(Data entries)

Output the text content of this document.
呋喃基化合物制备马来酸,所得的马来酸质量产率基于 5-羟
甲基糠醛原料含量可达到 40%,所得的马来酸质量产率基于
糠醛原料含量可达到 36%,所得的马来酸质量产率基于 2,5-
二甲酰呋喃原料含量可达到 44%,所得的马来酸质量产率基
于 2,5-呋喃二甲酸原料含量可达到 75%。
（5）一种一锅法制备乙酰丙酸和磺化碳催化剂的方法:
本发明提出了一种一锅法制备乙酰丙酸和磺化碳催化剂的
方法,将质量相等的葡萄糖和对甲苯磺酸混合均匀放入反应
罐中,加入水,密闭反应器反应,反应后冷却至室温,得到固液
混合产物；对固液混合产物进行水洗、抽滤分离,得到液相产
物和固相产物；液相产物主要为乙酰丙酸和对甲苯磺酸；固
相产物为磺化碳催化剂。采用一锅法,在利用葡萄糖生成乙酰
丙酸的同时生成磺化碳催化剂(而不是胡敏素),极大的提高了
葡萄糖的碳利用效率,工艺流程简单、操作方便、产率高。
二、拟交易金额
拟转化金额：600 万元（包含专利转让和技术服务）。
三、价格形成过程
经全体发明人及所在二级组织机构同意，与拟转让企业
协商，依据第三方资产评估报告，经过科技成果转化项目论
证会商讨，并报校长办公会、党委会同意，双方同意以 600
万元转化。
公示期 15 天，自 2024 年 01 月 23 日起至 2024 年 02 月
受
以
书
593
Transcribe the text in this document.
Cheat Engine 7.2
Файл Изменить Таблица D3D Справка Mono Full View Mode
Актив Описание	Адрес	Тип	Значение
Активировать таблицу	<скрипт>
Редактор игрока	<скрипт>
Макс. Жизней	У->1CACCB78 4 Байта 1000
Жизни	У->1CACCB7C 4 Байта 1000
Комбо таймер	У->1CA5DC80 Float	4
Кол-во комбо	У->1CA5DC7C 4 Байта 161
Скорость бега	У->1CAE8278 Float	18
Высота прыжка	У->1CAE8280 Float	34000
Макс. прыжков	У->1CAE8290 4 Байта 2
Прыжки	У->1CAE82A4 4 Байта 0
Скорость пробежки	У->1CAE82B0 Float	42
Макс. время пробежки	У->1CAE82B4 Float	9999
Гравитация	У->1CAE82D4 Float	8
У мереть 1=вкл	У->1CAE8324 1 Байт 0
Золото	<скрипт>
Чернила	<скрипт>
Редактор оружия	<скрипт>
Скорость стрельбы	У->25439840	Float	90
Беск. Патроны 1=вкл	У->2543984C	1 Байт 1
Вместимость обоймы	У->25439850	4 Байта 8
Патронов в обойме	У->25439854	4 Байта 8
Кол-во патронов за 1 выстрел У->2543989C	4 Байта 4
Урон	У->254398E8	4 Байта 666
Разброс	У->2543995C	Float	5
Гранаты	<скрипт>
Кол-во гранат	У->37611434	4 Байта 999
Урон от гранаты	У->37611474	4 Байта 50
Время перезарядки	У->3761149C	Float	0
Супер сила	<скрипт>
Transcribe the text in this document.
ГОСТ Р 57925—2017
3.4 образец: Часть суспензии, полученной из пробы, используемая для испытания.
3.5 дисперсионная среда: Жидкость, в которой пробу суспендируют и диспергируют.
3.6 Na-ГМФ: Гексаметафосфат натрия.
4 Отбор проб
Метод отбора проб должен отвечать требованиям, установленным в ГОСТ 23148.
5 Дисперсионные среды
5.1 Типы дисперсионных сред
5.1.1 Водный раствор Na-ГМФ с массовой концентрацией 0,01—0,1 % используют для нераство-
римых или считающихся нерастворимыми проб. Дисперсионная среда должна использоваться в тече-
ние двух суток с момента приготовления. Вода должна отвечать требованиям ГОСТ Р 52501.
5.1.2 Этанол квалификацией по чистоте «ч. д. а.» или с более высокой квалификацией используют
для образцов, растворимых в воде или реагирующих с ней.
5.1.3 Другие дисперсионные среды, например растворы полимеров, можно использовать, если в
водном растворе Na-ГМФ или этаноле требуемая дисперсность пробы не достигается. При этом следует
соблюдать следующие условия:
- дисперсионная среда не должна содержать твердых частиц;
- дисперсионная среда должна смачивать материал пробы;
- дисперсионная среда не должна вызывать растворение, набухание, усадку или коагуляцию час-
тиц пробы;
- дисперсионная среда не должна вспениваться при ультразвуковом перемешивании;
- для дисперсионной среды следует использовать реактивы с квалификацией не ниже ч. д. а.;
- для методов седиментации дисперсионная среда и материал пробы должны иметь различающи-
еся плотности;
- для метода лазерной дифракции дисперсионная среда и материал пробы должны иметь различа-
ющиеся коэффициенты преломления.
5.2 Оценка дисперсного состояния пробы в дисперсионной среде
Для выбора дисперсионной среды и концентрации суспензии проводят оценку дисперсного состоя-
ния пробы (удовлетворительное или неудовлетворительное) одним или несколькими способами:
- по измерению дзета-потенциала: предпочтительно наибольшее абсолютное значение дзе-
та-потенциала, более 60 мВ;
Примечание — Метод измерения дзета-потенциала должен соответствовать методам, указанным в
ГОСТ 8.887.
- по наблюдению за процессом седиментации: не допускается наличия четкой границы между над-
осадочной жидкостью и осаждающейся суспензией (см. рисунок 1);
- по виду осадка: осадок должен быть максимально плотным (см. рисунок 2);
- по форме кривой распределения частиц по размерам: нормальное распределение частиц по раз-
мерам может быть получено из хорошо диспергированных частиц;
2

▶ **YOUR GOAL**
Every entry should be printed again exactly as written.

▶ **RESULT**
Output the text content of this document.
呋喃基化合物制备马来酸,所得的马来酸质量产率基于 5-羟
甲基糠醛原料含量可达到 40%,所得的马来酸质量产率基于
糠醛原料含量可达到 36%,所得的马来酸质量产率基于 2,5-
二甲酰呋喃原料含量可达到 44%,所得的马来酸质量产率基
于 2,5-呋喃二甲酸原料含量可达到 75%。
（5）一种一锅法制备乙酰丙酸和磺化碳催化剂的方法:
本发明提出了一种一锅法制备乙酰丙酸和磺化碳催化剂的
方法,将质量相等的葡萄糖和对甲苯磺酸混合均匀放入反应
罐中,加入水,密闭反应器反应,反应后冷却至室温,得到固液
混合产物；对固液混合产物进行水洗、抽滤分离,得到液相产
物和固相产物；液相产物主要为乙酰丙酸和对甲苯磺酸；固
相产物为磺化碳催化剂。采用一锅法,在利用葡萄糖生成乙酰
丙酸的同时生成磺化碳催化剂(而不是胡敏素),极大的提高了
葡萄糖的碳利用效率,工艺流程简单、操作方便、产率高。
二、拟交易金额
拟转化金额：600 万元（包含专利转让和技术服务）。
三、价格形成过程
经全体发明人及所在二级组织机构同意，与拟转让企业
协商，依据第三方资产评估报告，经过科技成果转化项目论
证会商讨，并报校长办公会、党委会同意，双方同意以 600
万元转化。
公示期 15 天，自 2024 年 01 月 23 日起至 2024 年 02 月
受
以
书
593
Transcribe the text in this document.
Cheat Engine 7.2
Файл Изменить Таблица D3D Справка Mono Full View Mode
Актив Описание	Адрес	Тип	Значение
Активировать таблицу	<скрипт>
Редактор игрока	<скрипт>
Макс. Жизней	У->1CACCB78 4 Байта 1000
Жизни	У->1CACCB7C 4 Байта 1000
Комбо таймер	У->1CA5DC80 Float	4
Кол-во комбо	У->1CA5DC7C 4 Байта 161
Скорость бега	У->1CAE8278 Float	18
Высота прыжка	У->1CAE8280 Float	34000
Макс. прыжков	У->1CAE8290 4 Байта 2
Прыжки	У->1CAE82A4 4 Байта 0
Скорость пробежки	У->1CAE82B0 Float	42
Макс. время пробежки	У->1CAE82B4 Float	9999
Гравитация	У->1CAE82D4 Float	8
У мереть 1=вкл	У->1CAE8324 1 Байт 0
Золото	<скрипт>
Чернила	<скрипт>
Редактор оружия	<скрипт>
Скорость стрельбы	У->25439840	Float	90
Беск. Патроны 1=вкл	У->2543984C	1 Байт 1
Вместимость обоймы	У->25439850	4 Байта 8
Патронов в обойме	У->25439854	4 Байта 8
Кол-во патронов за 1 выстрел У->2543989C	4 Байта 4
Урон	У->254398E8	4 Байта 666
Разброс	У->2543995C	Float	5
Гранаты	<скрипт>
Кол-во гранат	У->37611434	4 Байта 999
Урон от гранаты	У->37611474	4 Байта 50
Время перезарядки	У->3761149C	Float	0
Супер сила	<скрипт>
Transcribe the text in this document.
ГОСТ Р 57925—2017
3.4 образец: Часть суспензии, полученной из пробы, используемая для испытания.
3.5 дисперсионная среда: Жидкость, в которой пробу суспендируют и диспергируют.
3.6 Na-ГМФ: Гексаметафосфат натрия.
4 Отбор проб
Метод отбора проб должен отвечать требованиям, установленным в ГОСТ 23148.
5 Дисперсионные среды
5.1 Типы дисперсионных сред
5.1.1 Водный раствор Na-ГМФ с массовой концентрацией 0,01—0,1 % используют для нераство-
римых или считающихся нерастворимыми проб. Дисперсионная среда должна использоваться в тече-
ние двух суток с момента приготовления. Вода должна отвечать требованиям ГОСТ Р 52501.
5.1.2 Этанол квалификацией по чистоте «ч. д. а.» или с более высокой квалификацией используют
для образцов, растворимых в воде или реагирующих с ней.
5.1.3 Другие дисперсионные среды, например растворы полимеров, можно использовать, если в
водном растворе Na-ГМФ или этаноле требуемая дисперсность пробы не достигается. При этом следует
соблюдать следующие условия:
- дисперсионная среда не должна содержать твердых частиц;
- дисперсионная среда должна смачивать материал пробы;
- дисперсионная среда не должна вызывать растворение, набухание, усадку или коагуляцию час-
тиц пробы;
- дисперсионная среда не должна вспениваться при ультразвуковом перемешивании;
- для дисперсионной среды следует использовать реактивы с квалификацией не ниже ч. д. а.;
- для методов седиментации дисперсионная среда и материал пробы должны иметь различающи-
еся плотности;
- для метода лазерной дифракции дисперсионная среда и материал пробы должны иметь различа-
ющиеся коэффициенты преломления.
5.2 Оценка дисперсного состояния пробы в дисперсионной среде
Для выбора дисперсионной среды и концентрации суспензии проводят оценку дисперсного состоя-
ния пробы (удовлетворительное или неудовлетворительное) одним или несколькими способами:
- по измерению дзета-потенциала: предпочтительно наибольшее абсолютное значение дзе-
та-потенциала, более 60 мВ;
Примечание — Метод измерения дзета-потенциала должен соответствовать методам, указанным в
ГОСТ 8.887.
- по наблюдению за процессом седиментации: не допускается наличия четкой границы между над-
осадочной жидкостью и осаждающейся суспензией (см. рисунок 1);
- по виду осадка: осадок должен быть максимально плотным (см. рисунок 2);
- по форме кривой распределения частиц по размерам: нормальное распределение частиц по раз-
мерам может быть получено из хорошо диспергированных частиц;
2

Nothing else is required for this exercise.